* **Given request**:
Copy every line of the material below word for word, leaving out the pictures.

* **Visual layout records**:

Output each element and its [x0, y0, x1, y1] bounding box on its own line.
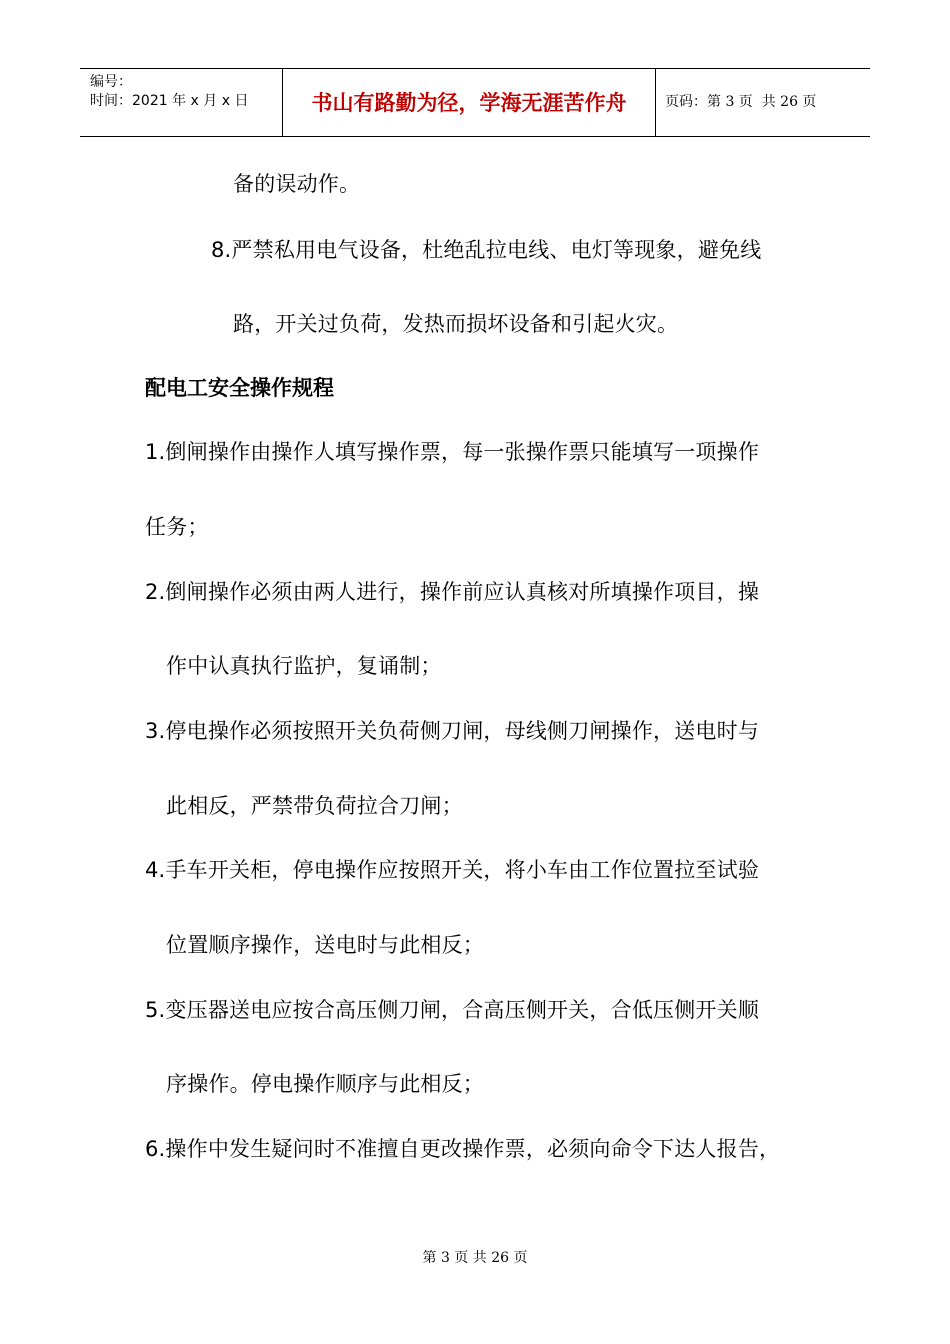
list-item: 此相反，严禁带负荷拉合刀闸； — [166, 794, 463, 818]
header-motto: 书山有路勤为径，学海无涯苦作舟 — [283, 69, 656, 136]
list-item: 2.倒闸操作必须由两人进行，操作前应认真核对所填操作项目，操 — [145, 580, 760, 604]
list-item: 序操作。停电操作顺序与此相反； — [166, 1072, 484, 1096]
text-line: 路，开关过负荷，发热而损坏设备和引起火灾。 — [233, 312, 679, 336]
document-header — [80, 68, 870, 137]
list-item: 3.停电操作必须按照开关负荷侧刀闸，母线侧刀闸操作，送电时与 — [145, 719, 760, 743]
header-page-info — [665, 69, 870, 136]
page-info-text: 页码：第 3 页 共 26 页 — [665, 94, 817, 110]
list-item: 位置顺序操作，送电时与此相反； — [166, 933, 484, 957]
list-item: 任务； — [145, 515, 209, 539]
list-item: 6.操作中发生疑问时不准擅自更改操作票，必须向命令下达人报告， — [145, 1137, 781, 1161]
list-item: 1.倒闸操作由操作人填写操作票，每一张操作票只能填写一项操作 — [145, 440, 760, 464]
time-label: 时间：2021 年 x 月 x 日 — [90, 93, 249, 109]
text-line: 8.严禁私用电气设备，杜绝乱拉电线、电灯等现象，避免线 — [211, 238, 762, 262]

* **Response to the task**:
Output each element and its [x0, y0, x1, y1] bounding box on its own line.
list-item: 此相反，严禁带负荷拉合刀闸； — [166, 794, 463, 818]
header-motto: 书山有路勤为径，学海无涯苦作舟 — [283, 69, 656, 136]
list-item: 2.倒闸操作必须由两人进行，操作前应认真核对所填操作项目，操 — [145, 580, 760, 604]
list-item: 序操作。停电操作顺序与此相反； — [166, 1072, 484, 1096]
text-line: 路，开关过负荷，发热而损坏设备和引起火灾。 — [233, 312, 679, 336]
document-header — [80, 68, 870, 137]
list-item: 3.停电操作必须按照开关负荷侧刀闸，母线侧刀闸操作，送电时与 — [145, 719, 760, 743]
header-page-info — [665, 69, 870, 136]
page-info-text: 页码：第 3 页 共 26 页 — [665, 94, 817, 110]
list-item: 位置顺序操作，送电时与此相反； — [166, 933, 484, 957]
list-item: 任务； — [145, 515, 209, 539]
list-item: 6.操作中发生疑问时不准擅自更改操作票，必须向命令下达人报告， — [145, 1137, 781, 1161]
list-item: 1.倒闸操作由操作人填写操作票，每一张操作票只能填写一项操作 — [145, 440, 760, 464]
time-label: 时间：2021 年 x 月 x 日 — [90, 93, 249, 109]
text-line: 8.严禁私用电气设备，杜绝乱拉电线、电灯等现象，避免线 — [211, 238, 762, 262]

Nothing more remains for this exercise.